Set problem: Keep only the lines where "Reduce" appears.

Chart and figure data
◇ ◇ ◇
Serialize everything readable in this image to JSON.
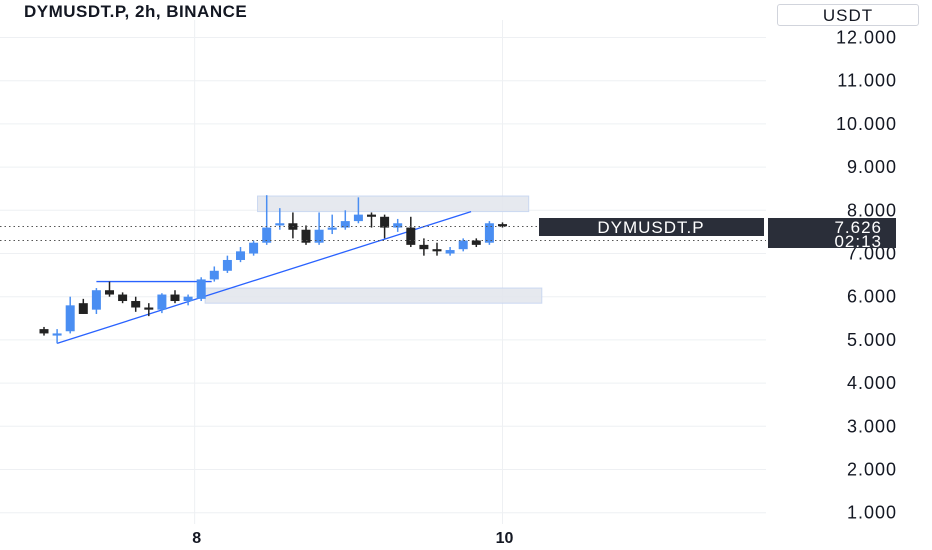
{
  "header": {
    "title": "DYMUSDT.P, 2h, BINANCE",
    "currency": "USDT"
  },
  "price_tag": {
    "symbol": "DYMUSDT.P",
    "price": "7.626",
    "countdown": "02:13"
  },
  "colors": {
    "up": "#4a8ef2",
    "down": "#222222",
    "trendline": "#2962ff",
    "zone_fill": "#e4e7ee",
    "zone_stroke": "#c5d4f0",
    "tag_bg": "#2a2e39",
    "grid": "#eef0f3"
  },
  "chart_data": {
    "type": "candlestick",
    "title": "DYMUSDT.P, 2h, BINANCE",
    "y_ticks": [
      "1.000",
      "2.000",
      "3.000",
      "4.000",
      "5.000",
      "6.000",
      "7.000",
      "8.000",
      "9.000",
      "10.000",
      "11.000",
      "12.000"
    ],
    "ylim": [
      1.0,
      12.0
    ],
    "x_ticks": [
      {
        "label": "8",
        "index": 11.5
      },
      {
        "label": "10",
        "index": 35
      }
    ],
    "candles": [
      {
        "o": 5.25,
        "h": 5.3,
        "l": 5.1,
        "c": 5.15
      },
      {
        "o": 5.1,
        "h": 5.25,
        "l": 4.92,
        "c": 5.15
      },
      {
        "o": 5.2,
        "h": 6.0,
        "l": 5.15,
        "c": 5.8
      },
      {
        "o": 5.85,
        "h": 5.95,
        "l": 5.6,
        "c": 5.6
      },
      {
        "o": 5.7,
        "h": 6.2,
        "l": 5.6,
        "c": 6.15
      },
      {
        "o": 6.15,
        "h": 6.35,
        "l": 6.0,
        "c": 6.05
      },
      {
        "o": 6.05,
        "h": 6.1,
        "l": 5.85,
        "c": 5.9
      },
      {
        "o": 5.9,
        "h": 6.0,
        "l": 5.65,
        "c": 5.75
      },
      {
        "o": 5.75,
        "h": 5.85,
        "l": 5.55,
        "c": 5.7
      },
      {
        "o": 5.7,
        "h": 6.08,
        "l": 5.62,
        "c": 6.05
      },
      {
        "o": 6.05,
        "h": 6.15,
        "l": 5.85,
        "c": 5.9
      },
      {
        "o": 5.9,
        "h": 6.05,
        "l": 5.8,
        "c": 6.0
      },
      {
        "o": 5.95,
        "h": 6.45,
        "l": 5.9,
        "c": 6.4
      },
      {
        "o": 6.4,
        "h": 6.7,
        "l": 6.35,
        "c": 6.6
      },
      {
        "o": 6.6,
        "h": 6.95,
        "l": 6.55,
        "c": 6.85
      },
      {
        "o": 6.85,
        "h": 7.15,
        "l": 6.8,
        "c": 7.05
      },
      {
        "o": 7.0,
        "h": 7.3,
        "l": 6.95,
        "c": 7.25
      },
      {
        "o": 7.25,
        "h": 8.35,
        "l": 7.2,
        "c": 7.6
      },
      {
        "o": 7.65,
        "h": 8.05,
        "l": 7.55,
        "c": 7.7
      },
      {
        "o": 7.7,
        "h": 7.95,
        "l": 7.35,
        "c": 7.55
      },
      {
        "o": 7.55,
        "h": 7.65,
        "l": 7.2,
        "c": 7.25
      },
      {
        "o": 7.25,
        "h": 7.95,
        "l": 7.2,
        "c": 7.55
      },
      {
        "o": 7.55,
        "h": 7.9,
        "l": 7.45,
        "c": 7.6
      },
      {
        "o": 7.6,
        "h": 8.0,
        "l": 7.55,
        "c": 7.75
      },
      {
        "o": 7.75,
        "h": 8.3,
        "l": 7.7,
        "c": 7.9
      },
      {
        "o": 7.9,
        "h": 7.95,
        "l": 7.6,
        "c": 7.85
      },
      {
        "o": 7.85,
        "h": 7.9,
        "l": 7.35,
        "c": 7.6
      },
      {
        "o": 7.6,
        "h": 7.8,
        "l": 7.5,
        "c": 7.7
      },
      {
        "o": 7.6,
        "h": 7.85,
        "l": 7.15,
        "c": 7.2
      },
      {
        "o": 7.2,
        "h": 7.35,
        "l": 6.95,
        "c": 7.1
      },
      {
        "o": 7.1,
        "h": 7.25,
        "l": 6.95,
        "c": 7.05
      },
      {
        "o": 7.0,
        "h": 7.15,
        "l": 6.95,
        "c": 7.08
      },
      {
        "o": 7.1,
        "h": 7.35,
        "l": 7.05,
        "c": 7.3
      },
      {
        "o": 7.3,
        "h": 7.35,
        "l": 7.15,
        "c": 7.2
      },
      {
        "o": 7.25,
        "h": 7.75,
        "l": 7.2,
        "c": 7.7
      },
      {
        "o": 7.68,
        "h": 7.72,
        "l": 7.6,
        "c": 7.63
      }
    ],
    "current_price": 7.626,
    "zones": [
      {
        "name": "supply-zone",
        "y1": 7.97,
        "y2": 8.33,
        "i1": 16.3,
        "i2": 37.0
      },
      {
        "name": "demand-zone",
        "y1": 5.85,
        "y2": 6.2,
        "i1": 12.3,
        "i2": 38.0
      }
    ],
    "trendline": {
      "i1": 1.0,
      "y1": 4.92,
      "i2": 32.6,
      "y2": 7.97
    },
    "flat_line": {
      "i1": 4.0,
      "i2": 12.8,
      "y": 6.35
    },
    "grid": true
  }
}
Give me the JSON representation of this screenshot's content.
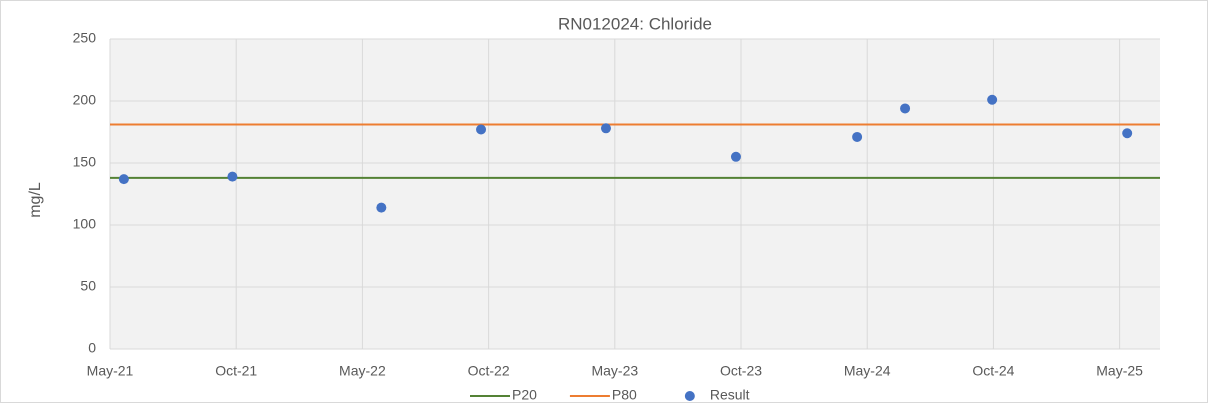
{
  "chart_data": {
    "type": "scatter",
    "title": "RN012024: Chloride",
    "y_label": "mg/L",
    "xlim": [
      0,
      8.32
    ],
    "xticks": [
      {
        "value": 0,
        "label": "May-21"
      },
      {
        "value": 1,
        "label": "Oct-21"
      },
      {
        "value": 2,
        "label": "May-22"
      },
      {
        "value": 3,
        "label": "Oct-22"
      },
      {
        "value": 4,
        "label": "May-23"
      },
      {
        "value": 5,
        "label": "Oct-23"
      },
      {
        "value": 6,
        "label": "May-24"
      },
      {
        "value": 7,
        "label": "Oct-24"
      },
      {
        "value": 8,
        "label": "May-25"
      }
    ],
    "ylim": [
      0,
      250
    ],
    "yticks": [
      0,
      50,
      100,
      150,
      200,
      250
    ],
    "grid": true,
    "legend": "bottom",
    "series": [
      {
        "name": "P20",
        "kind": "line",
        "color": "#548235",
        "x": [
          0,
          8.32
        ],
        "values": [
          138,
          138
        ]
      },
      {
        "name": "P80",
        "kind": "line",
        "color": "#ed7d31",
        "x": [
          0,
          8.32
        ],
        "values": [
          181,
          181
        ]
      },
      {
        "name": "Result",
        "kind": "points",
        "color": "#4472c4",
        "x": [
          0.11,
          0.97,
          2.15,
          2.94,
          3.93,
          4.96,
          5.92,
          6.3,
          6.99,
          8.06
        ],
        "values": [
          137,
          139,
          114,
          177,
          178,
          155,
          171,
          194,
          201,
          174
        ]
      }
    ]
  }
}
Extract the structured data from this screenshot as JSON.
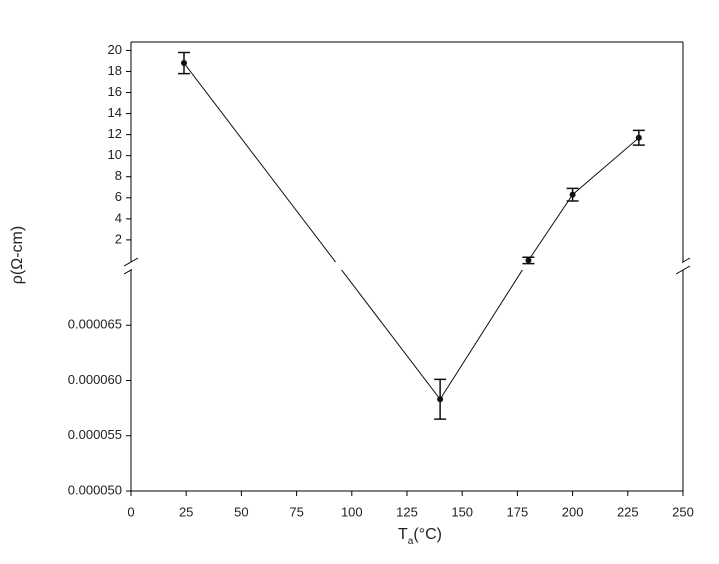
{
  "chart_data": {
    "type": "line",
    "xlabel": [
      "T",
      "a",
      "(°C)"
    ],
    "ylabel": "ρ(Ω-cm)",
    "xlim": [
      0,
      250
    ],
    "xticks": [
      0,
      25,
      50,
      75,
      100,
      125,
      150,
      175,
      200,
      225,
      250
    ],
    "y_segments": [
      {
        "ylim": [
          5e-05,
          7e-05
        ],
        "yticks": [
          {
            "value": 5e-05,
            "label": "0.000050"
          },
          5.5e-05,
          {
            "value": 6e-05,
            "label": "0.000060"
          },
          6.5e-05
        ]
      },
      {
        "ylim": [
          -0.1,
          20.8
        ],
        "yticks": [
          2,
          4,
          6,
          8,
          10,
          12,
          14,
          16,
          18,
          20
        ]
      }
    ],
    "series": [
      {
        "color": "#111111",
        "x": [
          24,
          140,
          180,
          200,
          230
        ],
        "values": [
          18.8,
          5.83e-05,
          0.05,
          6.3,
          11.7
        ],
        "errors": [
          1.0,
          1.8e-06,
          0.3,
          0.6,
          0.7
        ]
      }
    ]
  }
}
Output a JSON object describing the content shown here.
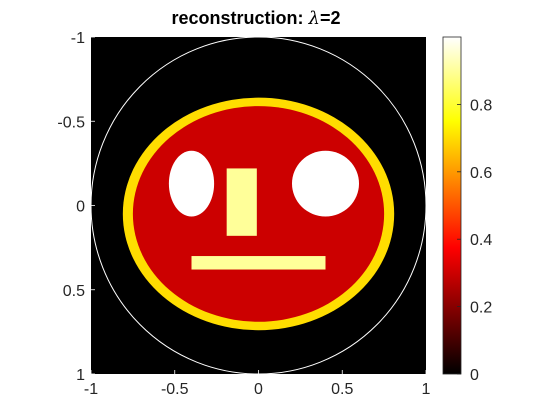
{
  "chart_data": {
    "type": "heatmap",
    "title": "reconstruction: λ=2",
    "title_parts": {
      "prefix": "reconstruction: ",
      "symbol": "λ",
      "suffix": "=2"
    },
    "xlim": [
      -1,
      1
    ],
    "ylim": [
      -1,
      1
    ],
    "y_reversed": true,
    "x_ticks": [
      {
        "value": -1,
        "label": "-1"
      },
      {
        "value": -0.5,
        "label": "-0.5"
      },
      {
        "value": 0,
        "label": "0"
      },
      {
        "value": 0.5,
        "label": "0.5"
      },
      {
        "value": 1,
        "label": "1"
      }
    ],
    "y_ticks": [
      {
        "value": -1,
        "label": "-1"
      },
      {
        "value": -0.5,
        "label": "-0.5"
      },
      {
        "value": 0,
        "label": "0"
      },
      {
        "value": 0.5,
        "label": "0.5"
      },
      {
        "value": 1,
        "label": "1"
      }
    ],
    "colormap": "hot",
    "clim": [
      0,
      1
    ],
    "colorbar_ticks": [
      {
        "value": 0,
        "label": "0"
      },
      {
        "value": 0.2,
        "label": "0.2"
      },
      {
        "value": 0.4,
        "label": "0.4"
      },
      {
        "value": 0.6,
        "label": "0.6"
      },
      {
        "value": 0.8,
        "label": "0.8"
      }
    ],
    "background_value": 0,
    "unit_circle": {
      "center": [
        0,
        0
      ],
      "radius": 1,
      "color": "#ffffff"
    },
    "regions": [
      {
        "name": "outer-ellipse",
        "shape": "ellipse",
        "center": [
          0,
          0.05
        ],
        "radii": [
          0.81,
          0.69
        ],
        "value": 0.7
      },
      {
        "name": "inner-ellipse",
        "shape": "ellipse",
        "center": [
          0,
          0.05
        ],
        "radii": [
          0.75,
          0.64
        ],
        "value": 0.3
      },
      {
        "name": "left-eye",
        "shape": "ellipse",
        "center": [
          -0.4,
          -0.13
        ],
        "radii": [
          0.135,
          0.195
        ],
        "value": 1.0
      },
      {
        "name": "right-eye",
        "shape": "ellipse",
        "center": [
          0.4,
          -0.13
        ],
        "radii": [
          0.2,
          0.195
        ],
        "value": 1.0
      },
      {
        "name": "nose",
        "shape": "rect",
        "x": [
          -0.19,
          -0.01
        ],
        "y": [
          -0.22,
          0.18
        ],
        "value": 0.9
      },
      {
        "name": "mouth",
        "shape": "rect",
        "x": [
          -0.4,
          0.4
        ],
        "y": [
          0.3,
          0.38
        ],
        "value": 0.9
      }
    ]
  }
}
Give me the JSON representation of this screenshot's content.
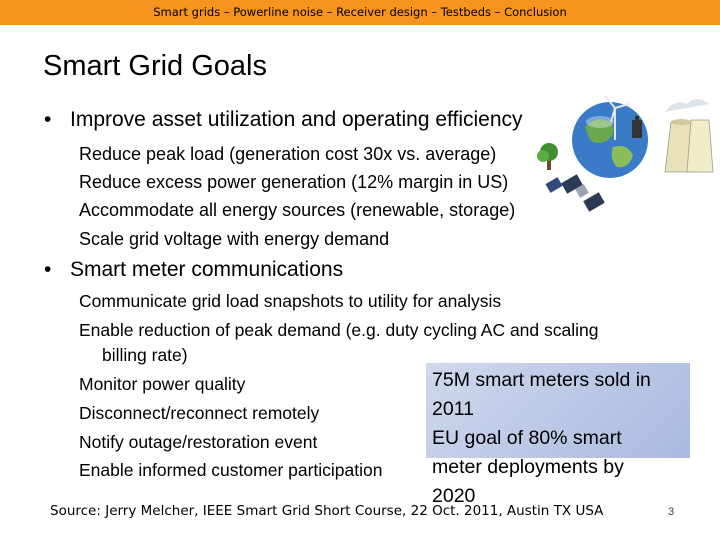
{
  "header": {
    "nav": "Smart grids – Powerline noise – Receiver design – Testbeds – Conclusion"
  },
  "title": "Smart Grid Goals",
  "section1": {
    "bullet": "Improve asset utilization and operating efficiency",
    "items": [
      "Reduce peak load (generation cost 30x vs. average)",
      "Reduce excess power generation (12% margin in US)",
      "Accommodate all energy sources (renewable, storage)",
      "Scale grid voltage with energy demand"
    ]
  },
  "section2": {
    "bullet": "Smart meter communications",
    "items": [
      "Communicate grid load snapshots to utility for analysis",
      "Enable reduction of peak demand (e.g. duty cycling AC and scaling",
      "billing rate)",
      "Monitor power quality",
      "Disconnect/reconnect remotely",
      "Notify outage/restoration event",
      "Enable informed customer participation"
    ]
  },
  "callout": {
    "lines": [
      "75M smart meters sold in",
      "2011",
      "EU goal of 80% smart",
      "meter deployments by",
      "2020"
    ]
  },
  "footer": {
    "source": "Source: Jerry Melcher, IEEE Smart Grid Short Course, 22 Oct. 2011, Austin TX USA",
    "page": "3"
  },
  "illustration": {
    "icons": [
      "globe-icon",
      "wind-turbine-icon",
      "power-plant-icon",
      "solar-panel-icon",
      "tree-icon",
      "satellite-icon",
      "battery-icon"
    ]
  }
}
◇ ◇ ◇
Reply:
      "Reduce peak load (generation cost 30x vs. average)",
      "Reduce excess power generation (12% margin in US)",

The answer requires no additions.